BEGIN Records for the exercise

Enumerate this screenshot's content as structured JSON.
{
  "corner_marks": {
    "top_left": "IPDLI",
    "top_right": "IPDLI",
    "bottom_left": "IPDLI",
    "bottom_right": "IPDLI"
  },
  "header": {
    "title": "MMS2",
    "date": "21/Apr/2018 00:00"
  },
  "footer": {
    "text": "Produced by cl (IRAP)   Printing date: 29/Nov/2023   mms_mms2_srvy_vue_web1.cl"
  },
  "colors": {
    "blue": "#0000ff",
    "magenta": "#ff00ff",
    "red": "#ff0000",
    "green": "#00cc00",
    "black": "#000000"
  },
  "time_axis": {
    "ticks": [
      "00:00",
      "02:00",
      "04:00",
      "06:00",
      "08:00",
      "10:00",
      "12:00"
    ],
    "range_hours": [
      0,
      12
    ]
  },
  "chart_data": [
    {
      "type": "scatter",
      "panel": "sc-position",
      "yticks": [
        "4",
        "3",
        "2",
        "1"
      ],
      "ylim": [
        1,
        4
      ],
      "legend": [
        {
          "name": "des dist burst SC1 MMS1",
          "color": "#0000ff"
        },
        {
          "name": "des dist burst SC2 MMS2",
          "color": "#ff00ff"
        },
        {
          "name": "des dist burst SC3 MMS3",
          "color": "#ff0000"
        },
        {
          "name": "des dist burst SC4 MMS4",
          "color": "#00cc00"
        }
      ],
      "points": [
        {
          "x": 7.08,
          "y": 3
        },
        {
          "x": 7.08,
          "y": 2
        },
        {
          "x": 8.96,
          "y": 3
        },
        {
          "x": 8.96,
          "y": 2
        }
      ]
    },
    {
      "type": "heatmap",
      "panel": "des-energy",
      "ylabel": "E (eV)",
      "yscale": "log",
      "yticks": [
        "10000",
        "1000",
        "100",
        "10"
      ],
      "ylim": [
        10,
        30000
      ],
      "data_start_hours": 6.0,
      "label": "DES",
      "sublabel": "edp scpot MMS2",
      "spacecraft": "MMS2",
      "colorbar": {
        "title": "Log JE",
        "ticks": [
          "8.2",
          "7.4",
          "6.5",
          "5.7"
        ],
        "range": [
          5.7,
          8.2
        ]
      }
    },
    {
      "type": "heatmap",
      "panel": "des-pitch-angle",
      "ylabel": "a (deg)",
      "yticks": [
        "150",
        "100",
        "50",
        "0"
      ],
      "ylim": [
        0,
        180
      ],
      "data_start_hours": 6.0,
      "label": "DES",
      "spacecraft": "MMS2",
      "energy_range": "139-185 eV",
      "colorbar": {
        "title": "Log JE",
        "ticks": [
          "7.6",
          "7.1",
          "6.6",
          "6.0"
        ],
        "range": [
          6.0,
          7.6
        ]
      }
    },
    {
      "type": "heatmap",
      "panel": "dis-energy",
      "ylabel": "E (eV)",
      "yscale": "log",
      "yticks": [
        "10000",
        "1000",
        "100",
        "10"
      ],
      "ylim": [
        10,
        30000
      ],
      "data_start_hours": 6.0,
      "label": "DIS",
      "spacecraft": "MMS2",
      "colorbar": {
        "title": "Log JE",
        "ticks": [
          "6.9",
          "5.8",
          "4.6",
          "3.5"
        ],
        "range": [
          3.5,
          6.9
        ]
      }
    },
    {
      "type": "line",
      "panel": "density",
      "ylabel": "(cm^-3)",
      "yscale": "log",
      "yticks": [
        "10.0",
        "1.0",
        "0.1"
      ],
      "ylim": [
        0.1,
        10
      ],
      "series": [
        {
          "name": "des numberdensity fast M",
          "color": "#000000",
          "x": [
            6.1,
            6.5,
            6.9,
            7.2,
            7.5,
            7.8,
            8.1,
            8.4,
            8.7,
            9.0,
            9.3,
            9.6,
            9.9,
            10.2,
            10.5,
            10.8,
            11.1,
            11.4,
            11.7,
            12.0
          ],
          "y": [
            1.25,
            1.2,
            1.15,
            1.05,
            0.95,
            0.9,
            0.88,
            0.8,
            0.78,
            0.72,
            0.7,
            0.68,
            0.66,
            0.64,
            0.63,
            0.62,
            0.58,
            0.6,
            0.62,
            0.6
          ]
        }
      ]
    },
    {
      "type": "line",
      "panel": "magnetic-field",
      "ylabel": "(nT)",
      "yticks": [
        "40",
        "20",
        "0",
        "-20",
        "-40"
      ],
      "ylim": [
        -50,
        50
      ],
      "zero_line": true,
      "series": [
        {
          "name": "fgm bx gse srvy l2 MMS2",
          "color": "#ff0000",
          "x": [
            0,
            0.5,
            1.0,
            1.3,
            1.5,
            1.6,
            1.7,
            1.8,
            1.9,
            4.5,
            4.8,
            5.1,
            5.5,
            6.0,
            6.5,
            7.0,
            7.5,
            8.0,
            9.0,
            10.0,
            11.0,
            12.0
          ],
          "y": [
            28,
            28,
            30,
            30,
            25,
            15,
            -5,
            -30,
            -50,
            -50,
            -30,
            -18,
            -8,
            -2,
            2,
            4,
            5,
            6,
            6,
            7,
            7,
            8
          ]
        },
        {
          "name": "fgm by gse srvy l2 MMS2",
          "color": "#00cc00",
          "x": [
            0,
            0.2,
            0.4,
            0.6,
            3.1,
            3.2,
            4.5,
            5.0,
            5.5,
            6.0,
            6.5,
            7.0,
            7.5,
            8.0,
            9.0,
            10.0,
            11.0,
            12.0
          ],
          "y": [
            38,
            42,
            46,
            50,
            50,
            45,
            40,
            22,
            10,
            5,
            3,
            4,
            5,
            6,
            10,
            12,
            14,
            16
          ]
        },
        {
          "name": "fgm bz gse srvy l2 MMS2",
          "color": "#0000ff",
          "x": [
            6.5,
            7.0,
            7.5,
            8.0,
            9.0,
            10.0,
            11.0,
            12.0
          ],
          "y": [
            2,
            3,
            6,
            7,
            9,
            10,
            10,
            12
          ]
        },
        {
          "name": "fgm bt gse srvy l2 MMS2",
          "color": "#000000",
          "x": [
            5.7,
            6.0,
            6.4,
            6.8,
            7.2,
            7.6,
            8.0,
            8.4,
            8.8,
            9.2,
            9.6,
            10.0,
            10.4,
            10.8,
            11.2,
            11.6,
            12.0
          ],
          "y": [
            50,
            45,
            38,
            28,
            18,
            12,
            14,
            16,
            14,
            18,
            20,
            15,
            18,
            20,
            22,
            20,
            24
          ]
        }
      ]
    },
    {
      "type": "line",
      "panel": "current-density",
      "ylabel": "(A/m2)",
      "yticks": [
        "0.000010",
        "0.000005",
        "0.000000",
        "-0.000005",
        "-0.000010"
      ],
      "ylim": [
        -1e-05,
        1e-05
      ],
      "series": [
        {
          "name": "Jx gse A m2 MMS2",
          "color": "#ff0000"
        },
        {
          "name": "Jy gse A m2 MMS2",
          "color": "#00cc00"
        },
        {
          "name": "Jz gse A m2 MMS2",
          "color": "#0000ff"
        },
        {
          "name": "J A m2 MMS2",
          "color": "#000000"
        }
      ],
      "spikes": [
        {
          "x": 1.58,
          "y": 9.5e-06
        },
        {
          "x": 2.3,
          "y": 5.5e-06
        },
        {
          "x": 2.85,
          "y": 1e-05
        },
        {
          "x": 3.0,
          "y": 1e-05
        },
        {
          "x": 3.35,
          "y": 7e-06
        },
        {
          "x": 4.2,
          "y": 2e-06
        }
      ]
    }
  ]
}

END Records for the exercise

- Task details: Show every line above in which the word "IPDLI" occurs.

- Exercise result:
    "top_left": "IPDLI",
    "top_right": "IPDLI",
    "bottom_left": "IPDLI",
    "bottom_right": "IPDLI"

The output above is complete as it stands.